> AVAILABLE RECORDS
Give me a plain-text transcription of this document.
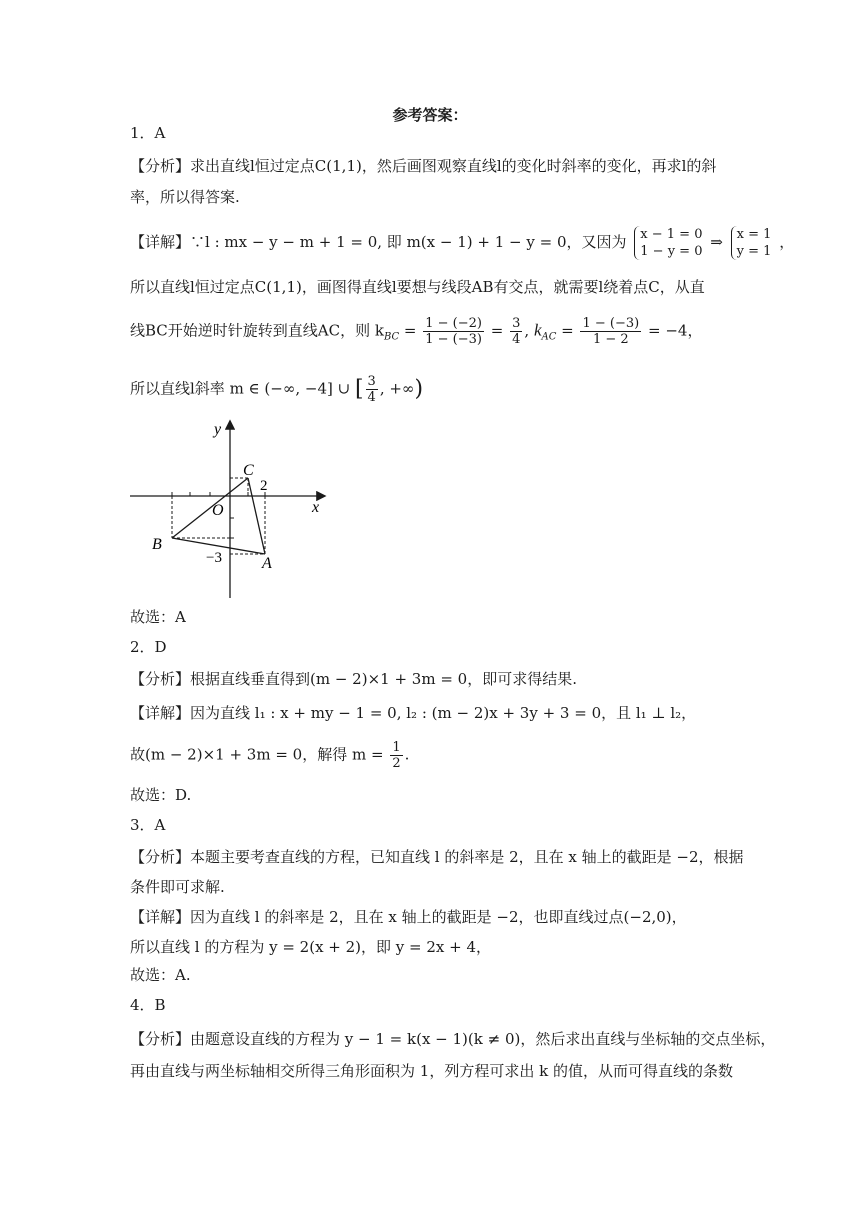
参考答案：
1．A
【分析】求出直线l恒过定点C(1,1)，然后画图观察直线l的变化时斜率的变化，再求l的斜
率，所以得答案.
【详解】∵l : mx − y − m + 1 = 0, 即 m(x − 1) + 1 − y = 0，又因为 x − 1 = 0
1 − y = 0
⇒ x = 1
y = 1
，
所以直线l恒过定点C(1,1)，画图得直线l要想与线段AB有交点，就需要l绕着点C，从直
线BC开始逆时针旋转到直线AC，则 $k_{BC} = \frac{1 - (-2)}{1 - (-3)} = \frac{3}{4}$ , $k_{AC} = \frac{1 - (-3)}{1 - 2} = -4$，
所以直线l斜率 m ∈ (−∞, −4] ∪ [ $\frac{3}{4}$ , +∞)
y
x
C
O
B
A
2
−3
故选：A
2．D
【分析】根据直线垂直得到(m − 2)×1 + 3m = 0，即可求得结果.
【详解】因为直线 l₁ : x + my − 1 = 0, l₂ : (m − 2)x + 3y + 3 = 0，且 l₁ ⊥ l₂，
故(m − 2)×1 + 3m = 0，解得 $m = \frac{1}{2}$ .
故选：D.
3．A
【分析】本题主要考查直线的方程，已知直线 l 的斜率是 2，且在 x 轴上的截距是 −2，根据
条件即可求解.
【详解】因为直线 l 的斜率是 2，且在 x 轴上的截距是 −2，也即直线过点(−2,0)，
所以直线 l 的方程为 y = 2(x + 2)，即 y = 2x + 4，
故选：A.
4．B
【分析】由题意设直线的方程为 y − 1 = k(x − 1)(k ≠ 0)，然后求出直线与坐标轴的交点坐标，
再由直线与两坐标轴相交所得三角形面积为 1，列方程可求出 k 的值，从而可得直线的条数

> STATED EXERCISE
Make a tally of the lines in this data that include the string "因为直线", and answer with that tally alone.

> REPLY
2